**DIRECTIONS**
Please transcribe the data that follows without the pictures, keeping every word the same.

►

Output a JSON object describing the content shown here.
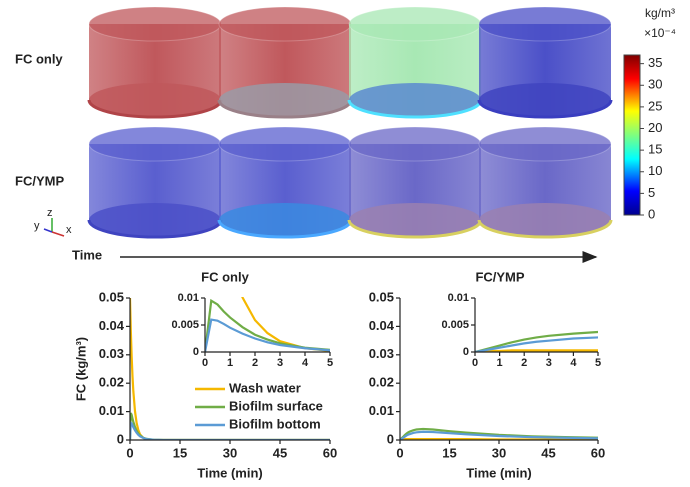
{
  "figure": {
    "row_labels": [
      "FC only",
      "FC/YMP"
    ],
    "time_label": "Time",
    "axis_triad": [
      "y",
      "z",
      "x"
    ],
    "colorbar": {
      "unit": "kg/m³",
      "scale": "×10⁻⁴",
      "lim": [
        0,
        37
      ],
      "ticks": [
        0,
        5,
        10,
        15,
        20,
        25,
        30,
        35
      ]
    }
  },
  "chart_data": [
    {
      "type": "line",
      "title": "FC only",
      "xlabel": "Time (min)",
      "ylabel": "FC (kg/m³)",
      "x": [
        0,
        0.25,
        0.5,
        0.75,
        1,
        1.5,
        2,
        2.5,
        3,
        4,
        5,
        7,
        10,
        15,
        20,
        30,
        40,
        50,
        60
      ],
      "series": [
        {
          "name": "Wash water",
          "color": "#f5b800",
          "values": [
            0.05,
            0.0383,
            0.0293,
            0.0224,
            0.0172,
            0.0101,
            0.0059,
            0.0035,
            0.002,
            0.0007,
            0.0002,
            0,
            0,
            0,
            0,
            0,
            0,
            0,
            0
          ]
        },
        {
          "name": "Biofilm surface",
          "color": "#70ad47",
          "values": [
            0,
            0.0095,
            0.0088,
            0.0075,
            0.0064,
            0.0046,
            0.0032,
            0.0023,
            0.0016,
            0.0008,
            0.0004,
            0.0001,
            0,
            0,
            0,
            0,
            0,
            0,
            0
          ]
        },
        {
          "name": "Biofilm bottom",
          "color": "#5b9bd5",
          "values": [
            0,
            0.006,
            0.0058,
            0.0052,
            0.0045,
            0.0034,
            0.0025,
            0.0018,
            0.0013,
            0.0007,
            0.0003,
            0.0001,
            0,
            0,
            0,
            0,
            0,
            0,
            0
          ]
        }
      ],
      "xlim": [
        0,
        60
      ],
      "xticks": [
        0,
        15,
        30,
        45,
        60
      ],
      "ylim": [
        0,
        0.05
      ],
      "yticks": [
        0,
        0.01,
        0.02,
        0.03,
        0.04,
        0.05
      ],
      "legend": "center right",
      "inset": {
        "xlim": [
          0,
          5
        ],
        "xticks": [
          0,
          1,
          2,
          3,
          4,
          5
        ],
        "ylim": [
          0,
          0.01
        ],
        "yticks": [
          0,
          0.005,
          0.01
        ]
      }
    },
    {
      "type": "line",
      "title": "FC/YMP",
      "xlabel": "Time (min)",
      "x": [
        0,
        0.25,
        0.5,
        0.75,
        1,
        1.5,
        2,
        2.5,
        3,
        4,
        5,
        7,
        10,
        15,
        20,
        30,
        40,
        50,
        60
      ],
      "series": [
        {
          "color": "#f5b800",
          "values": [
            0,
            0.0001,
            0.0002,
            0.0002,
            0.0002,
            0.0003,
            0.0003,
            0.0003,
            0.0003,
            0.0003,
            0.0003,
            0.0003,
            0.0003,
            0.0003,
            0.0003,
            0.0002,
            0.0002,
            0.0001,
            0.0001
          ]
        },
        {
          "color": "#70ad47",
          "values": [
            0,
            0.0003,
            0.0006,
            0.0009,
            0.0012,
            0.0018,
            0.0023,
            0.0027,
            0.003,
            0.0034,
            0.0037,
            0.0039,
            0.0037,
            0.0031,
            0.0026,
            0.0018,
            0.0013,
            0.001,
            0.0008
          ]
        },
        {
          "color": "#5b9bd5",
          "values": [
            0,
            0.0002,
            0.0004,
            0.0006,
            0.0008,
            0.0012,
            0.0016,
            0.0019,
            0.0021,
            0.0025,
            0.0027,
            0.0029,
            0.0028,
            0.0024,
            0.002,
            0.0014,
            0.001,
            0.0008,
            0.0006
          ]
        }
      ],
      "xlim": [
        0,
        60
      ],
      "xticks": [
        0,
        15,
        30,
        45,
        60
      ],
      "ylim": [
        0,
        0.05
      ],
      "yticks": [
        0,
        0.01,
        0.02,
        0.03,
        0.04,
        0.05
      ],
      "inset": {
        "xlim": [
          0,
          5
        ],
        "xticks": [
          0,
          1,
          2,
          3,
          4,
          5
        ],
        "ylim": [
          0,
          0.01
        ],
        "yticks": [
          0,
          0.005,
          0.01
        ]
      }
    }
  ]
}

◄

**THE COMPLETED TASK**
Output a JSON object describing the content shown here.
{
  "figure": {
    "row_labels": [
      "FC only",
      "FC/YMP"
    ],
    "time_label": "Time",
    "axis_triad": [
      "y",
      "z",
      "x"
    ],
    "colorbar": {
      "unit": "kg/m³",
      "scale": "×10⁻⁴",
      "lim": [
        0,
        37
      ],
      "ticks": [
        0,
        5,
        10,
        15,
        20,
        25,
        30,
        35
      ]
    }
  },
  "chart_data": [
    {
      "type": "line",
      "title": "FC only",
      "xlabel": "Time (min)",
      "ylabel": "FC (kg/m³)",
      "x": [
        0,
        0.25,
        0.5,
        0.75,
        1,
        1.5,
        2,
        2.5,
        3,
        4,
        5,
        7,
        10,
        15,
        20,
        30,
        40,
        50,
        60
      ],
      "series": [
        {
          "name": "Wash water",
          "color": "#f5b800",
          "values": [
            0.05,
            0.0383,
            0.0293,
            0.0224,
            0.0172,
            0.0101,
            0.0059,
            0.0035,
            0.002,
            0.0007,
            0.0002,
            0,
            0,
            0,
            0,
            0,
            0,
            0,
            0
          ]
        },
        {
          "name": "Biofilm surface",
          "color": "#70ad47",
          "values": [
            0,
            0.0095,
            0.0088,
            0.0075,
            0.0064,
            0.0046,
            0.0032,
            0.0023,
            0.0016,
            0.0008,
            0.0004,
            0.0001,
            0,
            0,
            0,
            0,
            0,
            0,
            0
          ]
        },
        {
          "name": "Biofilm bottom",
          "color": "#5b9bd5",
          "values": [
            0,
            0.006,
            0.0058,
            0.0052,
            0.0045,
            0.0034,
            0.0025,
            0.0018,
            0.0013,
            0.0007,
            0.0003,
            0.0001,
            0,
            0,
            0,
            0,
            0,
            0,
            0
          ]
        }
      ],
      "xlim": [
        0,
        60
      ],
      "xticks": [
        0,
        15,
        30,
        45,
        60
      ],
      "ylim": [
        0,
        0.05
      ],
      "yticks": [
        0,
        0.01,
        0.02,
        0.03,
        0.04,
        0.05
      ],
      "legend": "center right",
      "inset": {
        "xlim": [
          0,
          5
        ],
        "xticks": [
          0,
          1,
          2,
          3,
          4,
          5
        ],
        "ylim": [
          0,
          0.01
        ],
        "yticks": [
          0,
          0.005,
          0.01
        ]
      }
    },
    {
      "type": "line",
      "title": "FC/YMP",
      "xlabel": "Time (min)",
      "x": [
        0,
        0.25,
        0.5,
        0.75,
        1,
        1.5,
        2,
        2.5,
        3,
        4,
        5,
        7,
        10,
        15,
        20,
        30,
        40,
        50,
        60
      ],
      "series": [
        {
          "color": "#f5b800",
          "values": [
            0,
            0.0001,
            0.0002,
            0.0002,
            0.0002,
            0.0003,
            0.0003,
            0.0003,
            0.0003,
            0.0003,
            0.0003,
            0.0003,
            0.0003,
            0.0003,
            0.0003,
            0.0002,
            0.0002,
            0.0001,
            0.0001
          ]
        },
        {
          "color": "#70ad47",
          "values": [
            0,
            0.0003,
            0.0006,
            0.0009,
            0.0012,
            0.0018,
            0.0023,
            0.0027,
            0.003,
            0.0034,
            0.0037,
            0.0039,
            0.0037,
            0.0031,
            0.0026,
            0.0018,
            0.0013,
            0.001,
            0.0008
          ]
        },
        {
          "color": "#5b9bd5",
          "values": [
            0,
            0.0002,
            0.0004,
            0.0006,
            0.0008,
            0.0012,
            0.0016,
            0.0019,
            0.0021,
            0.0025,
            0.0027,
            0.0029,
            0.0028,
            0.0024,
            0.002,
            0.0014,
            0.001,
            0.0008,
            0.0006
          ]
        }
      ],
      "xlim": [
        0,
        60
      ],
      "xticks": [
        0,
        15,
        30,
        45,
        60
      ],
      "ylim": [
        0,
        0.05
      ],
      "yticks": [
        0,
        0.01,
        0.02,
        0.03,
        0.04,
        0.05
      ],
      "inset": {
        "xlim": [
          0,
          5
        ],
        "xticks": [
          0,
          1,
          2,
          3,
          4,
          5
        ],
        "ylim": [
          0,
          0.01
        ],
        "yticks": [
          0,
          0.005,
          0.01
        ]
      }
    }
  ]
}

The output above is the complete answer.